§ **Exercise brief**
Output each line of the material exactly as it stands.

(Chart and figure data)
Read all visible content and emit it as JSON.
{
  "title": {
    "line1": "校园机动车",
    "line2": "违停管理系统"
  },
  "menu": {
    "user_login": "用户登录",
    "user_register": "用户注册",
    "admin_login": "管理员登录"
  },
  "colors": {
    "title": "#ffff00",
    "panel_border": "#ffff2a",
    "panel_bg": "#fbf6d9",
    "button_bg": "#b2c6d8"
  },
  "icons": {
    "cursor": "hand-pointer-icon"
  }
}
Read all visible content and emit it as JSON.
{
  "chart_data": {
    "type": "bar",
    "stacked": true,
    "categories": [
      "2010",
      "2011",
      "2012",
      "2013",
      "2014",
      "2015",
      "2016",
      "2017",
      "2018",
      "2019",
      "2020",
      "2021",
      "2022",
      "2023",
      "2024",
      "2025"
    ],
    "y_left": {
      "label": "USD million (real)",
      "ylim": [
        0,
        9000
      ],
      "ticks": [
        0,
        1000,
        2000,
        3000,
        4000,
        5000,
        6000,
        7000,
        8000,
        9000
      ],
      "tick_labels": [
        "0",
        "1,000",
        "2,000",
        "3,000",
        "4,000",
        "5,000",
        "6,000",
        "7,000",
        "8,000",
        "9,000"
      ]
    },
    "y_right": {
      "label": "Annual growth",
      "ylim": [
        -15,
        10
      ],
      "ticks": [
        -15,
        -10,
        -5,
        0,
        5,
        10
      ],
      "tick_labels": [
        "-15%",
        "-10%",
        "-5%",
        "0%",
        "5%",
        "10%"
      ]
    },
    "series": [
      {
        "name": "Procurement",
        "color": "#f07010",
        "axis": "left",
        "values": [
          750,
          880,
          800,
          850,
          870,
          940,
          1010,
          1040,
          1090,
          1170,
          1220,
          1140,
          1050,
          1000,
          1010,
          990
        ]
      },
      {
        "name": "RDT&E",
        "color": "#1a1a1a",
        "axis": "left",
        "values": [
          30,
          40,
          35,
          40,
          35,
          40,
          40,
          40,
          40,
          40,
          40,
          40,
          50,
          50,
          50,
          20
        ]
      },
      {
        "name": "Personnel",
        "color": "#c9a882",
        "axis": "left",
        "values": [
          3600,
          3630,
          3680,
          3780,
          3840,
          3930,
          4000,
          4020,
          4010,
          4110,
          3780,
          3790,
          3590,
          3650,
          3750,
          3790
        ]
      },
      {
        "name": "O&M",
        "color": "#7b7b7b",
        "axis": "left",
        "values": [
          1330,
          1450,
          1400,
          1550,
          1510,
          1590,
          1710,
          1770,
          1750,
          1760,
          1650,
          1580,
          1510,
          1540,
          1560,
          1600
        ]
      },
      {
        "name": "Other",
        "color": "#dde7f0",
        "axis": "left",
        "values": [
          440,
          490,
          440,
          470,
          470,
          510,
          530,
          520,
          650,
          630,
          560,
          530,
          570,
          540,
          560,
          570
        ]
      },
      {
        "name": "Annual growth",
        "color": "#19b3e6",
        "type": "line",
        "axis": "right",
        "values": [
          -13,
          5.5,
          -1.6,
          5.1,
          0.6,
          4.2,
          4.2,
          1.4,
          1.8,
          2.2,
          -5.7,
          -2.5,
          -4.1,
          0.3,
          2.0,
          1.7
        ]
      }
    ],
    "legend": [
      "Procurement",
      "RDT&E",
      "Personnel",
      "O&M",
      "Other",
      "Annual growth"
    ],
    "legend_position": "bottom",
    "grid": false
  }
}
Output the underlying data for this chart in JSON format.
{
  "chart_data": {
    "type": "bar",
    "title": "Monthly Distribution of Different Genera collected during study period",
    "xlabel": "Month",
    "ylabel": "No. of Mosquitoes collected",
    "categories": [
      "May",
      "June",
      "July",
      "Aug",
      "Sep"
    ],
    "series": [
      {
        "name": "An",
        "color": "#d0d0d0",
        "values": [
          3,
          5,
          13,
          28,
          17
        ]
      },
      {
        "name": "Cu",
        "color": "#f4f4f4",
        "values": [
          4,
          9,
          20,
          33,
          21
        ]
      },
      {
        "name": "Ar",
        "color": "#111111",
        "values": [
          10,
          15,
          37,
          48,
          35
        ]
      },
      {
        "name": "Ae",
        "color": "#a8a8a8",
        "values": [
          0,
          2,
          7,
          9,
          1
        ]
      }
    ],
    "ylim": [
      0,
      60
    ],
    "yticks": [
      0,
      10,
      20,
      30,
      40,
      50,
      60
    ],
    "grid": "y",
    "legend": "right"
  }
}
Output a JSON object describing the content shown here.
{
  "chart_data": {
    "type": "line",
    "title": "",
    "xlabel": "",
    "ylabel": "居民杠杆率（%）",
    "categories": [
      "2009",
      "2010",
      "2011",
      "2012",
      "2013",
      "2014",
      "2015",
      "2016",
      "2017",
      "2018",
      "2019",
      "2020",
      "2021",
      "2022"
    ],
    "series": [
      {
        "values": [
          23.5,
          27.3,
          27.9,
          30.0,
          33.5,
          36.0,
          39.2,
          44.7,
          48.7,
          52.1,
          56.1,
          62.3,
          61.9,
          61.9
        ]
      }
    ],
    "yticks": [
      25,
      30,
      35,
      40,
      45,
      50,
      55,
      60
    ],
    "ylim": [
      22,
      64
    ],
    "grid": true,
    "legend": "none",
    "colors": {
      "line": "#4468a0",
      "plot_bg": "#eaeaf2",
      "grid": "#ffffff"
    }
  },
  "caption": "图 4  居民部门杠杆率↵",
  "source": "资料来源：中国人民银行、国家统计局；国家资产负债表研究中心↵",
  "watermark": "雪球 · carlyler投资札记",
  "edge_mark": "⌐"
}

§ **Reply to the exercise**
Read all visible content and emit it as JSON.
{
  "title": {
    "line1": "校园机动车",
    "line2": "违停管理系统"
  },
  "menu": {
    "user_login": "用户登录",
    "user_register": "用户注册",
    "admin_login": "管理员登录"
  },
  "colors": {
    "title": "#ffff00",
    "panel_border": "#ffff2a",
    "panel_bg": "#fbf6d9",
    "button_bg": "#b2c6d8"
  },
  "icons": {
    "cursor": "hand-pointer-icon"
  }
}
Read all visible content and emit it as JSON.
{
  "chart_data": {
    "type": "bar",
    "stacked": true,
    "categories": [
      "2010",
      "2011",
      "2012",
      "2013",
      "2014",
      "2015",
      "2016",
      "2017",
      "2018",
      "2019",
      "2020",
      "2021",
      "2022",
      "2023",
      "2024",
      "2025"
    ],
    "y_left": {
      "label": "USD million (real)",
      "ylim": [
        0,
        9000
      ],
      "ticks": [
        0,
        1000,
        2000,
        3000,
        4000,
        5000,
        6000,
        7000,
        8000,
        9000
      ],
      "tick_labels": [
        "0",
        "1,000",
        "2,000",
        "3,000",
        "4,000",
        "5,000",
        "6,000",
        "7,000",
        "8,000",
        "9,000"
      ]
    },
    "y_right": {
      "label": "Annual growth",
      "ylim": [
        -15,
        10
      ],
      "ticks": [
        -15,
        -10,
        -5,
        0,
        5,
        10
      ],
      "tick_labels": [
        "-15%",
        "-10%",
        "-5%",
        "0%",
        "5%",
        "10%"
      ]
    },
    "series": [
      {
        "name": "Procurement",
        "color": "#f07010",
        "axis": "left",
        "values": [
          750,
          880,
          800,
          850,
          870,
          940,
          1010,
          1040,
          1090,
          1170,
          1220,
          1140,
          1050,
          1000,
          1010,
          990
        ]
      },
      {
        "name": "RDT&E",
        "color": "#1a1a1a",
        "axis": "left",
        "values": [
          30,
          40,
          35,
          40,
          35,
          40,
          40,
          40,
          40,
          40,
          40,
          40,
          50,
          50,
          50,
          20
        ]
      },
      {
        "name": "Personnel",
        "color": "#c9a882",
        "axis": "left",
        "values": [
          3600,
          3630,
          3680,
          3780,
          3840,
          3930,
          4000,
          4020,
          4010,
          4110,
          3780,
          3790,
          3590,
          3650,
          3750,
          3790
        ]
      },
      {
        "name": "O&M",
        "color": "#7b7b7b",
        "axis": "left",
        "values": [
          1330,
          1450,
          1400,
          1550,
          1510,
          1590,
          1710,
          1770,
          1750,
          1760,
          1650,
          1580,
          1510,
          1540,
          1560,
          1600
        ]
      },
      {
        "name": "Other",
        "color": "#dde7f0",
        "axis": "left",
        "values": [
          440,
          490,
          440,
          470,
          470,
          510,
          530,
          520,
          650,
          630,
          560,
          530,
          570,
          540,
          560,
          570
        ]
      },
      {
        "name": "Annual growth",
        "color": "#19b3e6",
        "type": "line",
        "axis": "right",
        "values": [
          -13,
          5.5,
          -1.6,
          5.1,
          0.6,
          4.2,
          4.2,
          1.4,
          1.8,
          2.2,
          -5.7,
          -2.5,
          -4.1,
          0.3,
          2.0,
          1.7
        ]
      }
    ],
    "legend": [
      "Procurement",
      "RDT&E",
      "Personnel",
      "O&M",
      "Other",
      "Annual growth"
    ],
    "legend_position": "bottom",
    "grid": false
  }
}
Output the underlying data for this chart in JSON format.
{
  "chart_data": {
    "type": "bar",
    "title": "Monthly Distribution of Different Genera collected during study period",
    "xlabel": "Month",
    "ylabel": "No. of Mosquitoes collected",
    "categories": [
      "May",
      "June",
      "July",
      "Aug",
      "Sep"
    ],
    "series": [
      {
        "name": "An",
        "color": "#d0d0d0",
        "values": [
          3,
          5,
          13,
          28,
          17
        ]
      },
      {
        "name": "Cu",
        "color": "#f4f4f4",
        "values": [
          4,
          9,
          20,
          33,
          21
        ]
      },
      {
        "name": "Ar",
        "color": "#111111",
        "values": [
          10,
          15,
          37,
          48,
          35
        ]
      },
      {
        "name": "Ae",
        "color": "#a8a8a8",
        "values": [
          0,
          2,
          7,
          9,
          1
        ]
      }
    ],
    "ylim": [
      0,
      60
    ],
    "yticks": [
      0,
      10,
      20,
      30,
      40,
      50,
      60
    ],
    "grid": "y",
    "legend": "right"
  }
}
Output a JSON object describing the content shown here.
{
  "chart_data": {
    "type": "line",
    "title": "",
    "xlabel": "",
    "ylabel": "居民杠杆率（%）",
    "categories": [
      "2009",
      "2010",
      "2011",
      "2012",
      "2013",
      "2014",
      "2015",
      "2016",
      "2017",
      "2018",
      "2019",
      "2020",
      "2021",
      "2022"
    ],
    "series": [
      {
        "values": [
          23.5,
          27.3,
          27.9,
          30.0,
          33.5,
          36.0,
          39.2,
          44.7,
          48.7,
          52.1,
          56.1,
          62.3,
          61.9,
          61.9
        ]
      }
    ],
    "yticks": [
      25,
      30,
      35,
      40,
      45,
      50,
      55,
      60
    ],
    "ylim": [
      22,
      64
    ],
    "grid": true,
    "legend": "none",
    "colors": {
      "line": "#4468a0",
      "plot_bg": "#eaeaf2",
      "grid": "#ffffff"
    }
  },
  "caption": "图 4  居民部门杠杆率↵",
  "source": "资料来源：中国人民银行、国家统计局；国家资产负债表研究中心↵",
  "watermark": "雪球 · carlyler投资札记",
  "edge_mark": "⌐"
}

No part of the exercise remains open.